WHAT IS NEEDED = Repeat the entire listing exactly.

** START OF EXTRACTED INFORMATION **

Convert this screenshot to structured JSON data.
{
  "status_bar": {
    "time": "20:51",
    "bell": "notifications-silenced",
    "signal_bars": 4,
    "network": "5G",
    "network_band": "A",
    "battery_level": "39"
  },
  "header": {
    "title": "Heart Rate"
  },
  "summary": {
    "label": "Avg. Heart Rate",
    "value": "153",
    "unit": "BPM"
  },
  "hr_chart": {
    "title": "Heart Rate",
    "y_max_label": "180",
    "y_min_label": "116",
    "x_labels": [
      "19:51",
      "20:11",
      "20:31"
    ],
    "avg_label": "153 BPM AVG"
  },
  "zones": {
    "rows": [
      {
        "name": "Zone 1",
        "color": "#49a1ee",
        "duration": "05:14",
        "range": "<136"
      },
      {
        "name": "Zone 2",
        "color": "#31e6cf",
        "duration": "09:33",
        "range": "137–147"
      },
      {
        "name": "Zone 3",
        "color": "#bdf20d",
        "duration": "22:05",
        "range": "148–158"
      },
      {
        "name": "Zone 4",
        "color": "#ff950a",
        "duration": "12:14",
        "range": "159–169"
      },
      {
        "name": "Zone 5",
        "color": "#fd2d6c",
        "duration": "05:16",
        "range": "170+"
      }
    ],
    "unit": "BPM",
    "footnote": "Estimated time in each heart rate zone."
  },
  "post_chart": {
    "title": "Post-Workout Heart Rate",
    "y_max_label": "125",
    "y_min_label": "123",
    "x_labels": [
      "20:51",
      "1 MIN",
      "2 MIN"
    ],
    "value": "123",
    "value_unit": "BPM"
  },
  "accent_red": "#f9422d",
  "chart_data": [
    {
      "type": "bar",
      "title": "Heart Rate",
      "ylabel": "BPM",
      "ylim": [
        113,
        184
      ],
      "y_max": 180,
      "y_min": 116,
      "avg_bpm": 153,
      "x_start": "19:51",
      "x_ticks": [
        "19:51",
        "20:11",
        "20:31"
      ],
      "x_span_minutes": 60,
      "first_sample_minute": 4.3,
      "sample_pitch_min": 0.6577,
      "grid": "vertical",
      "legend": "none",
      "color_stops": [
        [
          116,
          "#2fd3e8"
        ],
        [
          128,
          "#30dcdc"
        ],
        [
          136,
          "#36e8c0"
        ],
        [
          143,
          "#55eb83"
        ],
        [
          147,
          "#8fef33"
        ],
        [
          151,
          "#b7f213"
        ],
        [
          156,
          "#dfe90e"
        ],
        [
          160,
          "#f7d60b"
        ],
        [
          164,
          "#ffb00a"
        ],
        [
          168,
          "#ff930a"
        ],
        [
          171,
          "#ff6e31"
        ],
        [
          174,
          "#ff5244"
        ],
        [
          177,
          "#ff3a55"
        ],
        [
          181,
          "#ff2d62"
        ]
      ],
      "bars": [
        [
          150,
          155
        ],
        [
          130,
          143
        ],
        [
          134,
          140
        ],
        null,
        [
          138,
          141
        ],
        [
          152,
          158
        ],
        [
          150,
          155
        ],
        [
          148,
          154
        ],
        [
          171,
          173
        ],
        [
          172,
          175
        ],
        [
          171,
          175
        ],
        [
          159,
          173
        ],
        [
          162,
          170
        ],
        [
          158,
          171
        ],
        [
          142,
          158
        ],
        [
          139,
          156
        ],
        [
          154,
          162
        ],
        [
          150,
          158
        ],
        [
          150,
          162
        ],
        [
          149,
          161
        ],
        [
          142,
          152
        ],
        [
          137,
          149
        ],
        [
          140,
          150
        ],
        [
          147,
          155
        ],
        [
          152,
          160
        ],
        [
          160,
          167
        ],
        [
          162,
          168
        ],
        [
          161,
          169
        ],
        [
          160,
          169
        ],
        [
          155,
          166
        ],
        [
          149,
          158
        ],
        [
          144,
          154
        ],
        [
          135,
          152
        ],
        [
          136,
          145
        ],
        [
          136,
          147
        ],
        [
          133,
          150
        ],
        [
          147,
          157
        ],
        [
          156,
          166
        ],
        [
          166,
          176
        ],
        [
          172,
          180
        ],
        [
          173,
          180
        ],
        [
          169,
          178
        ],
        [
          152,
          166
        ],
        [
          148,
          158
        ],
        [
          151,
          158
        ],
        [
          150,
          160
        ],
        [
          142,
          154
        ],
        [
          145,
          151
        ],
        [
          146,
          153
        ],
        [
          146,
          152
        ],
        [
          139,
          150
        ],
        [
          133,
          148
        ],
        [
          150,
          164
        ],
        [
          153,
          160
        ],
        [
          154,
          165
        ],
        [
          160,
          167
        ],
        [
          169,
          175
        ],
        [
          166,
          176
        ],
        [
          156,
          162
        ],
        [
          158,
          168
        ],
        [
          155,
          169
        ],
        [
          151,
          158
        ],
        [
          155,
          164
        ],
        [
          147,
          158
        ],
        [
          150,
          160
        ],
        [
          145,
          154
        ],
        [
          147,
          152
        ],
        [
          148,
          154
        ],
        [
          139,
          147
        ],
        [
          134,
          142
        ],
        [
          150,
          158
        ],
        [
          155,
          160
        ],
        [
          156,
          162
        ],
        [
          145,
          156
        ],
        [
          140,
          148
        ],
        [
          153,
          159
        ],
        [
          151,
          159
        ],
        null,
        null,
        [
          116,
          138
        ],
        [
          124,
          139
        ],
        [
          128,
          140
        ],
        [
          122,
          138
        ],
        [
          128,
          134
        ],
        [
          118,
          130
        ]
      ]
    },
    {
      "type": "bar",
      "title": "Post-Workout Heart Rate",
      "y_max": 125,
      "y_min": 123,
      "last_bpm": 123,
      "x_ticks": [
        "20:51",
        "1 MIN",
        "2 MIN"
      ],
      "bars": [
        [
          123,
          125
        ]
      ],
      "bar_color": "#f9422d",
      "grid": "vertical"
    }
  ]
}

** END OF EXTRACTED INFORMATION **

EXERCISE SOLUTION =
Convert this screenshot to structured JSON data.
{
  "status_bar": {
    "time": "20:51",
    "bell": "notifications-silenced",
    "signal_bars": 4,
    "network": "5G",
    "network_band": "A",
    "battery_level": "39"
  },
  "header": {
    "title": "Heart Rate"
  },
  "summary": {
    "label": "Avg. Heart Rate",
    "value": "153",
    "unit": "BPM"
  },
  "hr_chart": {
    "title": "Heart Rate",
    "y_max_label": "180",
    "y_min_label": "116",
    "x_labels": [
      "19:51",
      "20:11",
      "20:31"
    ],
    "avg_label": "153 BPM AVG"
  },
  "zones": {
    "rows": [
      {
        "name": "Zone 1",
        "color": "#49a1ee",
        "duration": "05:14",
        "range": "<136"
      },
      {
        "name": "Zone 2",
        "color": "#31e6cf",
        "duration": "09:33",
        "range": "137–147"
      },
      {
        "name": "Zone 3",
        "color": "#bdf20d",
        "duration": "22:05",
        "range": "148–158"
      },
      {
        "name": "Zone 4",
        "color": "#ff950a",
        "duration": "12:14",
        "range": "159–169"
      },
      {
        "name": "Zone 5",
        "color": "#fd2d6c",
        "duration": "05:16",
        "range": "170+"
      }
    ],
    "unit": "BPM",
    "footnote": "Estimated time in each heart rate zone."
  },
  "post_chart": {
    "title": "Post-Workout Heart Rate",
    "y_max_label": "125",
    "y_min_label": "123",
    "x_labels": [
      "20:51",
      "1 MIN",
      "2 MIN"
    ],
    "value": "123",
    "value_unit": "BPM"
  },
  "accent_red": "#f9422d",
  "chart_data": [
    {
      "type": "bar",
      "title": "Heart Rate",
      "ylabel": "BPM",
      "ylim": [
        113,
        184
      ],
      "y_max": 180,
      "y_min": 116,
      "avg_bpm": 153,
      "x_start": "19:51",
      "x_ticks": [
        "19:51",
        "20:11",
        "20:31"
      ],
      "x_span_minutes": 60,
      "first_sample_minute": 4.3,
      "sample_pitch_min": 0.6577,
      "grid": "vertical",
      "legend": "none",
      "color_stops": [
        [
          116,
          "#2fd3e8"
        ],
        [
          128,
          "#30dcdc"
        ],
        [
          136,
          "#36e8c0"
        ],
        [
          143,
          "#55eb83"
        ],
        [
          147,
          "#8fef33"
        ],
        [
          151,
          "#b7f213"
        ],
        [
          156,
          "#dfe90e"
        ],
        [
          160,
          "#f7d60b"
        ],
        [
          164,
          "#ffb00a"
        ],
        [
          168,
          "#ff930a"
        ],
        [
          171,
          "#ff6e31"
        ],
        [
          174,
          "#ff5244"
        ],
        [
          177,
          "#ff3a55"
        ],
        [
          181,
          "#ff2d62"
        ]
      ],
      "bars": [
        [
          150,
          155
        ],
        [
          130,
          143
        ],
        [
          134,
          140
        ],
        null,
        [
          138,
          141
        ],
        [
          152,
          158
        ],
        [
          150,
          155
        ],
        [
          148,
          154
        ],
        [
          171,
          173
        ],
        [
          172,
          175
        ],
        [
          171,
          175
        ],
        [
          159,
          173
        ],
        [
          162,
          170
        ],
        [
          158,
          171
        ],
        [
          142,
          158
        ],
        [
          139,
          156
        ],
        [
          154,
          162
        ],
        [
          150,
          158
        ],
        [
          150,
          162
        ],
        [
          149,
          161
        ],
        [
          142,
          152
        ],
        [
          137,
          149
        ],
        [
          140,
          150
        ],
        [
          147,
          155
        ],
        [
          152,
          160
        ],
        [
          160,
          167
        ],
        [
          162,
          168
        ],
        [
          161,
          169
        ],
        [
          160,
          169
        ],
        [
          155,
          166
        ],
        [
          149,
          158
        ],
        [
          144,
          154
        ],
        [
          135,
          152
        ],
        [
          136,
          145
        ],
        [
          136,
          147
        ],
        [
          133,
          150
        ],
        [
          147,
          157
        ],
        [
          156,
          166
        ],
        [
          166,
          176
        ],
        [
          172,
          180
        ],
        [
          173,
          180
        ],
        [
          169,
          178
        ],
        [
          152,
          166
        ],
        [
          148,
          158
        ],
        [
          151,
          158
        ],
        [
          150,
          160
        ],
        [
          142,
          154
        ],
        [
          145,
          151
        ],
        [
          146,
          153
        ],
        [
          146,
          152
        ],
        [
          139,
          150
        ],
        [
          133,
          148
        ],
        [
          150,
          164
        ],
        [
          153,
          160
        ],
        [
          154,
          165
        ],
        [
          160,
          167
        ],
        [
          169,
          175
        ],
        [
          166,
          176
        ],
        [
          156,
          162
        ],
        [
          158,
          168
        ],
        [
          155,
          169
        ],
        [
          151,
          158
        ],
        [
          155,
          164
        ],
        [
          147,
          158
        ],
        [
          150,
          160
        ],
        [
          145,
          154
        ],
        [
          147,
          152
        ],
        [
          148,
          154
        ],
        [
          139,
          147
        ],
        [
          134,
          142
        ],
        [
          150,
          158
        ],
        [
          155,
          160
        ],
        [
          156,
          162
        ],
        [
          145,
          156
        ],
        [
          140,
          148
        ],
        [
          153,
          159
        ],
        [
          151,
          159
        ],
        null,
        null,
        [
          116,
          138
        ],
        [
          124,
          139
        ],
        [
          128,
          140
        ],
        [
          122,
          138
        ],
        [
          128,
          134
        ],
        [
          118,
          130
        ]
      ]
    },
    {
      "type": "bar",
      "title": "Post-Workout Heart Rate",
      "y_max": 125,
      "y_min": 123,
      "last_bpm": 123,
      "x_ticks": [
        "20:51",
        "1 MIN",
        "2 MIN"
      ],
      "bars": [
        [
          123,
          125
        ]
      ],
      "bar_color": "#f9422d",
      "grid": "vertical"
    }
  ]
}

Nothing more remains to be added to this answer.